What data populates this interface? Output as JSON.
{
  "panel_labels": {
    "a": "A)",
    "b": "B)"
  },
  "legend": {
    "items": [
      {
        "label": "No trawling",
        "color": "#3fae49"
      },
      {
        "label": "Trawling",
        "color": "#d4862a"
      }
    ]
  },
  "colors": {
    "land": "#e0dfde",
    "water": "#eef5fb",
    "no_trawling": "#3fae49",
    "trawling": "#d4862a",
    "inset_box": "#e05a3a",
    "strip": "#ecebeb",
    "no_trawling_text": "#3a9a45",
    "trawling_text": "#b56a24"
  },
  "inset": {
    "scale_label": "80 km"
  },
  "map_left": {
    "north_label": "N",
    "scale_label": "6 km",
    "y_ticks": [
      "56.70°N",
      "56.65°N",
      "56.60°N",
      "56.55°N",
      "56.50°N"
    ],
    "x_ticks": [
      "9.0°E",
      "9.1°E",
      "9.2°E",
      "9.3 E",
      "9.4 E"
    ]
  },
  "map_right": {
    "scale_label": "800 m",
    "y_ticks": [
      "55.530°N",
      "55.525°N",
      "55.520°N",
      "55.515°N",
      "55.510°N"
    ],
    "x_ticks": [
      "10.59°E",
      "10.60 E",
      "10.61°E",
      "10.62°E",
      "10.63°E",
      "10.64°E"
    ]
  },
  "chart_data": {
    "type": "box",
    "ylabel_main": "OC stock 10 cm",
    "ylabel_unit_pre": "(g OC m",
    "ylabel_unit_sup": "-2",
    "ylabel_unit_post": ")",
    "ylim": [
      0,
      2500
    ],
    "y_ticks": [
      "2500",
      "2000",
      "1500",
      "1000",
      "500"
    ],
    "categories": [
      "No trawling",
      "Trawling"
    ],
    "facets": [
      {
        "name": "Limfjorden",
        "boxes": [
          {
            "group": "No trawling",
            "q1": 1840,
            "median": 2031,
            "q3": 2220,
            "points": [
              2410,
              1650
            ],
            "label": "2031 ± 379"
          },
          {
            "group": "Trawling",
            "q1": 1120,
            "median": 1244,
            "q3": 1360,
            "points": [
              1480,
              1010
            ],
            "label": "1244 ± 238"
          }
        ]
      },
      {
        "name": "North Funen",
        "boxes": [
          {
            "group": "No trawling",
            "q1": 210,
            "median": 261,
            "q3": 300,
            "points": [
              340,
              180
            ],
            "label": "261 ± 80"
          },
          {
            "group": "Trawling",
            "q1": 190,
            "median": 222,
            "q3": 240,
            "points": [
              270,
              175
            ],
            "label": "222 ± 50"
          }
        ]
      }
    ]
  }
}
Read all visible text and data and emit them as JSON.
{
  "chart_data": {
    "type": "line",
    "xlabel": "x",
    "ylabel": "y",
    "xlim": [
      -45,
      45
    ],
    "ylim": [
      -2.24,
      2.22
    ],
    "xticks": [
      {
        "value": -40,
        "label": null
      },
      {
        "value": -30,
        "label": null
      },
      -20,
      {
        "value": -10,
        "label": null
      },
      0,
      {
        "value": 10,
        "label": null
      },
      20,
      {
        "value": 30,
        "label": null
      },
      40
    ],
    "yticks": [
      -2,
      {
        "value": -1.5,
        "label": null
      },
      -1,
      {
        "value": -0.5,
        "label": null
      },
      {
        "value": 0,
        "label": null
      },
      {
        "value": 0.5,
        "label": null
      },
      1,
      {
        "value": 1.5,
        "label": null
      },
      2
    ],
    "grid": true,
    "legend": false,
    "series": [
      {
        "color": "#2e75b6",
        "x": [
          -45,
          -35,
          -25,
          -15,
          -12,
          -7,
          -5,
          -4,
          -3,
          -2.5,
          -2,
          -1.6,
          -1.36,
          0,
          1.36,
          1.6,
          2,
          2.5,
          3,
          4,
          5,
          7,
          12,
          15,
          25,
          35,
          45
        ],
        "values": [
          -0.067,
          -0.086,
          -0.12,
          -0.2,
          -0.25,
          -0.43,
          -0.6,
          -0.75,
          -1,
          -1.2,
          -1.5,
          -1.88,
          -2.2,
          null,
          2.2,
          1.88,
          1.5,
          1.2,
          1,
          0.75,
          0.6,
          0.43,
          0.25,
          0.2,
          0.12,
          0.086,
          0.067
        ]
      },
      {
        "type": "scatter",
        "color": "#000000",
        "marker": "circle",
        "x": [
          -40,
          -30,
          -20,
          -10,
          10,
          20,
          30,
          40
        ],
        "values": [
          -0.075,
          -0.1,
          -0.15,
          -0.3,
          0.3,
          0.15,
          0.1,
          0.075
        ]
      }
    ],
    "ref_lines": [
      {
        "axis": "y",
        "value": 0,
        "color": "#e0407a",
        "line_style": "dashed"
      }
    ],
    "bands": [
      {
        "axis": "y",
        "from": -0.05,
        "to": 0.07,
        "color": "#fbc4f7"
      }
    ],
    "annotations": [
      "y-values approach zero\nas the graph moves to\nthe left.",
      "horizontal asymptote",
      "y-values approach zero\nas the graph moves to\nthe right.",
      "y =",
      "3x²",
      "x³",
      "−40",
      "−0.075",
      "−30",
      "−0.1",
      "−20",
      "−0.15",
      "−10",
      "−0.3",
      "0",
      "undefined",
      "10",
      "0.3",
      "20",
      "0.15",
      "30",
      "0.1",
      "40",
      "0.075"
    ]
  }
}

-*-

**Task details:** Copy out every line where the word "approach" occurs.

**Written response:**
      "y-values approach zero\nas the graph moves to\nthe left.",
      "y-values approach zero\nas the graph moves to\nthe right.",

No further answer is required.